- [EXERCISE OBJECTIVE] Find the string "screenshot" in the listing and report every line that has it.

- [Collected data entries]
--*--

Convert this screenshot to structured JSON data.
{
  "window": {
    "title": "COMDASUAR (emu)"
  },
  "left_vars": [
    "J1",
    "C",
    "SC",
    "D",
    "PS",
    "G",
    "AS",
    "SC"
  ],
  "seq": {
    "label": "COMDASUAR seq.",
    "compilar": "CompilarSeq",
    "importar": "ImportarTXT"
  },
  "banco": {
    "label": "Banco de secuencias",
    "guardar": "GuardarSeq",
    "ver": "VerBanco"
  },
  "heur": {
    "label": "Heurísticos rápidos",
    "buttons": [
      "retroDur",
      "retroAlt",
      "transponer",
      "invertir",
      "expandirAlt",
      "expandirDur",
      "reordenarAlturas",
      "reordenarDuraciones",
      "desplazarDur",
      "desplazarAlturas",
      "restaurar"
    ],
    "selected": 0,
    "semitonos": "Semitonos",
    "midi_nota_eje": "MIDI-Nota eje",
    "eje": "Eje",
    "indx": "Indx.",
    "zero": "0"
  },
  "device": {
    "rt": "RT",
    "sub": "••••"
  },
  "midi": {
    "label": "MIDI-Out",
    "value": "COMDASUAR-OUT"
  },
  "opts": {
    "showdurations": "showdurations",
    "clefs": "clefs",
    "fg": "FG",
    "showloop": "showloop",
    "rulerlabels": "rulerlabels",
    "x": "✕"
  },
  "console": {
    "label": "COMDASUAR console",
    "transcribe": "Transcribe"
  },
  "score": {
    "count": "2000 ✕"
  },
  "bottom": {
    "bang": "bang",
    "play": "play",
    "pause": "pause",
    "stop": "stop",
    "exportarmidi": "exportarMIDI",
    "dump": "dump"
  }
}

--*--

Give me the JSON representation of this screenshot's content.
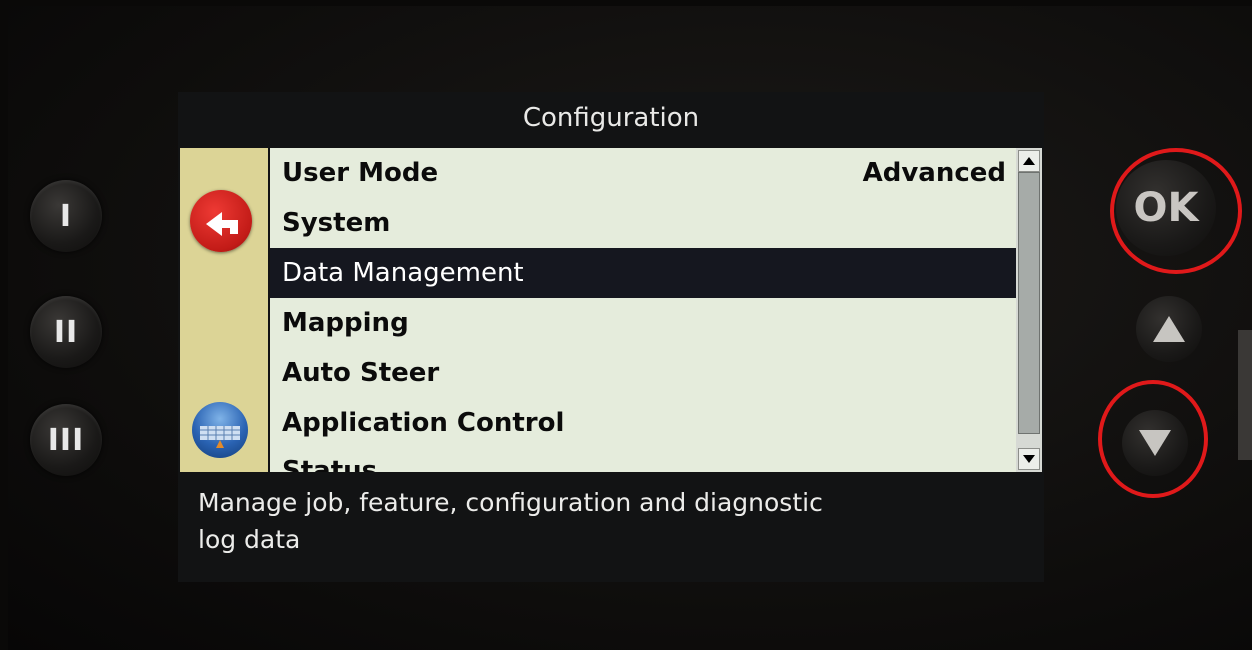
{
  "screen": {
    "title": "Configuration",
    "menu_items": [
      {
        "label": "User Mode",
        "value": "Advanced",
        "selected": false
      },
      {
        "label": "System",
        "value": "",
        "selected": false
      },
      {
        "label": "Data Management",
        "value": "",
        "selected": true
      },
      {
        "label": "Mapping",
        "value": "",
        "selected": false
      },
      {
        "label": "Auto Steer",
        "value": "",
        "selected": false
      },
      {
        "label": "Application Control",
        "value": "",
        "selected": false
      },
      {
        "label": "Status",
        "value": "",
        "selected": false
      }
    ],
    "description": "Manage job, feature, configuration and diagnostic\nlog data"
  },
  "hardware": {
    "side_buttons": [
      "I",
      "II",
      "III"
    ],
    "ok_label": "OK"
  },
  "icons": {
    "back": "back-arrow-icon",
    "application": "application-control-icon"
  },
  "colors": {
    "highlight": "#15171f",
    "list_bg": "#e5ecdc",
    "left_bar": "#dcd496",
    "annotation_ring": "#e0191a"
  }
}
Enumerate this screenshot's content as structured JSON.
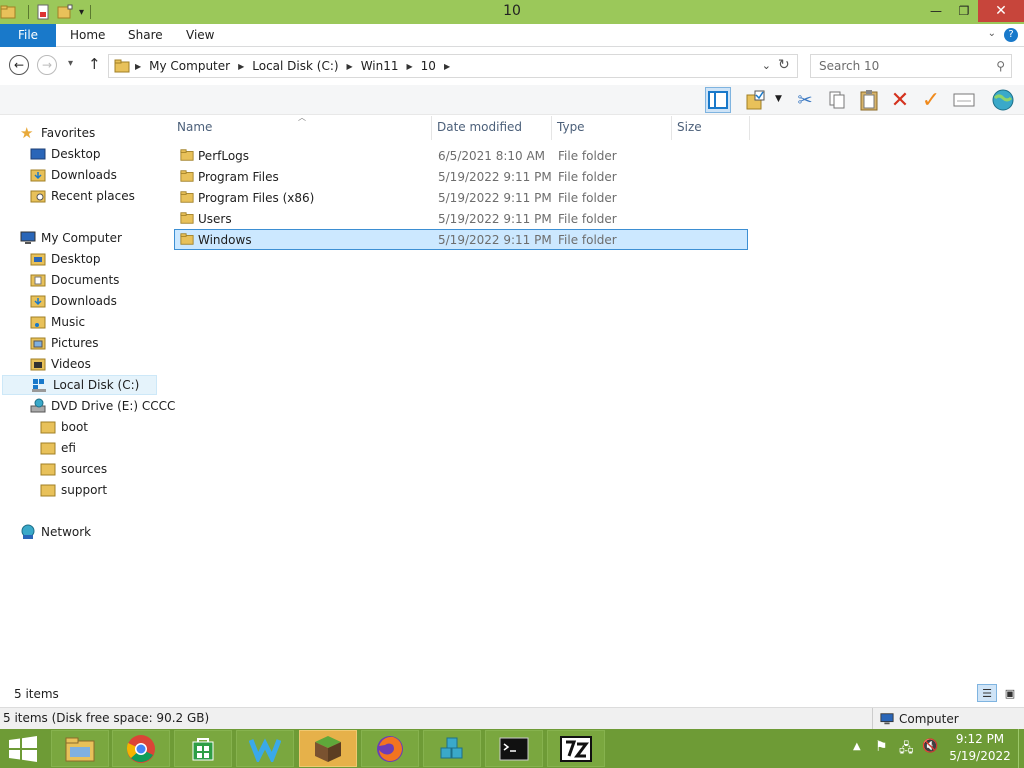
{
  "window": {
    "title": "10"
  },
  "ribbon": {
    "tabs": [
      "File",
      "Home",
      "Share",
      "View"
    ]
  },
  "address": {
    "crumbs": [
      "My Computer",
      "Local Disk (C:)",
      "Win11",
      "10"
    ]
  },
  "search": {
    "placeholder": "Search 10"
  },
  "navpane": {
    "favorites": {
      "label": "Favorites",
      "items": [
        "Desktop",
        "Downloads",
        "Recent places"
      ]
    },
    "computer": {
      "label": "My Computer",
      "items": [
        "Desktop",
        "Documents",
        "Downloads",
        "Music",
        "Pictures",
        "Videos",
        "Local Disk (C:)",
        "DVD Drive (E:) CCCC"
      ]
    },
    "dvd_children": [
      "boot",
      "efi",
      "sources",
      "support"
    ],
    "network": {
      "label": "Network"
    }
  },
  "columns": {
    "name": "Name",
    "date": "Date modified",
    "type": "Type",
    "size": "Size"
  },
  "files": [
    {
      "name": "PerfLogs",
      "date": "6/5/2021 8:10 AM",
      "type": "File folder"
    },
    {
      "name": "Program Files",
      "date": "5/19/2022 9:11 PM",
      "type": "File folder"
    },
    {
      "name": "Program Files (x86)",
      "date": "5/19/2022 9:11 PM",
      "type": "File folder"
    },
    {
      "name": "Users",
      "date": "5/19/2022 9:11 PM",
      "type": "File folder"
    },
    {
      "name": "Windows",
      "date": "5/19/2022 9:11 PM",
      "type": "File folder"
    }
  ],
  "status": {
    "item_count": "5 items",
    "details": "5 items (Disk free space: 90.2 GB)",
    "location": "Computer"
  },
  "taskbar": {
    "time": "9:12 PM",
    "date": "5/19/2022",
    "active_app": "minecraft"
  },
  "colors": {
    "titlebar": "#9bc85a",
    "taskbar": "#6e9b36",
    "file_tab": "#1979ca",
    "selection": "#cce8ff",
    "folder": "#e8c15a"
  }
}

--*--

- [FINISHED ANSWER]
Convert this screenshot to structured JSON data.
Give me the JSON representation of this screenshot's content.
Enumerate this screenshot's content as structured JSON.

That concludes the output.